AIM 1
Copy the rows exactly, starting at the first line and ending with the line that contains "legend-label-168hr: 168hr xyxy=(163,435,214,457)", including that line.

My wireless connection is a good example. To get the drivers and programs needed to set up my wireless card, I needed to know exactly what my laptop wireless card is. Knowing what connection types it supports, or who makes it is not enough, an exact model number is required.

Finding this information means going to the manufacturer website and searching for my a parts list. I was fortunate in I found my wireless card listed, some computers are not that simple because the manufacturer uses whatever works for that day, and may not be consistent week to week with parts it uses.

I had my wireless card information. Now I had to locate new repositories to download drivers and programs from to enable my wireless. The documentation I found directed me to specific Ubuntu repositories. I added the repositories (another few steps using a root terminal or Synaptic), and installed the programs. A quick reboot and I had a wireless connection.

What I know as Windows codecs is about the same process. My web cam was another trip into the documentation and guessing what kind of camera it was. My laptop manufacturer was in a cost savings mode for web cams, and only admitted to using a usb web cam. I located and installed more drivers and programs. Using a program named Cheese, it works. For other uses, I do not not know yet.

AIM 2
Based on the passage about setting up a laptop, answer yes or no to each statement, and quote the words from the passage that decide it. (a) The writer found the wireless card on the manufacturer's parts list. (b) Knowing who makes the wireless card was enough to get the needed drivers. (c) The web cam works with a program named Cheese.

GIVEN RECORDS
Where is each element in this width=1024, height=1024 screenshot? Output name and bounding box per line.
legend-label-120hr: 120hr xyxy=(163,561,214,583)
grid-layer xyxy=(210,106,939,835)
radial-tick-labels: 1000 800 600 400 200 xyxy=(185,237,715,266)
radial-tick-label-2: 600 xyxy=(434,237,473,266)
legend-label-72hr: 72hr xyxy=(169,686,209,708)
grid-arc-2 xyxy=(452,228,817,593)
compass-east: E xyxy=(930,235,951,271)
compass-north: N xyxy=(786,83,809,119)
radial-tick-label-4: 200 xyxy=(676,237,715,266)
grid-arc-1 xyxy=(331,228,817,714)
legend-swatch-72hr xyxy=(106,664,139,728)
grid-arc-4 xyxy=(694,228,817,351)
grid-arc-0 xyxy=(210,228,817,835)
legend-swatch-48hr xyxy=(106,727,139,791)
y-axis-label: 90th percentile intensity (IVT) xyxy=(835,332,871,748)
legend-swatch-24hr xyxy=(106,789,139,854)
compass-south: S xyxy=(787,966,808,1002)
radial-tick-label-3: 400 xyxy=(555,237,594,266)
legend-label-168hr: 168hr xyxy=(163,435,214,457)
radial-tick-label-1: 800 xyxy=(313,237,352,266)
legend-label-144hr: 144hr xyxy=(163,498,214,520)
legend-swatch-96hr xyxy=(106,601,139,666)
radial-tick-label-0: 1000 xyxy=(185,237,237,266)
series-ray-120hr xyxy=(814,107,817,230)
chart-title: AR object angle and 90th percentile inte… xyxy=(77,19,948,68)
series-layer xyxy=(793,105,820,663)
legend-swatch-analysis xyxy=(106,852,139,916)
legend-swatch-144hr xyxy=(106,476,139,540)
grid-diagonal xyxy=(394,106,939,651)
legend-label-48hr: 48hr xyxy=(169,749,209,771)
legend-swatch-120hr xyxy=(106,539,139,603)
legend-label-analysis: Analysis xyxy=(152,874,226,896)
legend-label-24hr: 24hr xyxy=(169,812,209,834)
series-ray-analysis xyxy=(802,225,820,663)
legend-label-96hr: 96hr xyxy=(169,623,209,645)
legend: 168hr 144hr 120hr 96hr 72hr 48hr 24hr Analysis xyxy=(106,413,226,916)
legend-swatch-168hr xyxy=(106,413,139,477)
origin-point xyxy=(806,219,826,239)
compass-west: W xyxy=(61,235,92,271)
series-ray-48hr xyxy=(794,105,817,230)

TASK RESPONSE 1
Where is each element in this width=1024, height=1024 screenshot? Output name and bounding box per line.
legend-label-120hr: 120hr xyxy=(163,561,214,583)
grid-layer xyxy=(210,106,939,835)
radial-tick-labels: 1000 800 600 400 200 xyxy=(185,237,715,266)
radial-tick-label-2: 600 xyxy=(434,237,473,266)
legend-label-72hr: 72hr xyxy=(169,686,209,708)
grid-arc-2 xyxy=(452,228,817,593)
compass-east: E xyxy=(930,235,951,271)
compass-north: N xyxy=(786,83,809,119)
radial-tick-label-4: 200 xyxy=(676,237,715,266)
grid-arc-1 xyxy=(331,228,817,714)
legend-swatch-72hr xyxy=(106,664,139,728)
grid-arc-4 xyxy=(694,228,817,351)
grid-arc-0 xyxy=(210,228,817,835)
legend-swatch-48hr xyxy=(106,727,139,791)
y-axis-label: 90th percentile intensity (IVT) xyxy=(835,332,871,748)
legend-swatch-24hr xyxy=(106,789,139,854)
compass-south: S xyxy=(787,966,808,1002)
radial-tick-label-3: 400 xyxy=(555,237,594,266)
legend-label-168hr: 168hr xyxy=(163,435,214,457)

TASK RESPONSE 2
(a) Yes: "I was fortunate in I found my wireless card listed"
(b) No: "Knowing what connection types it supports, or who makes it is not enough, an exact model number is required."
(c) Yes: "Using a program named Cheese, it works."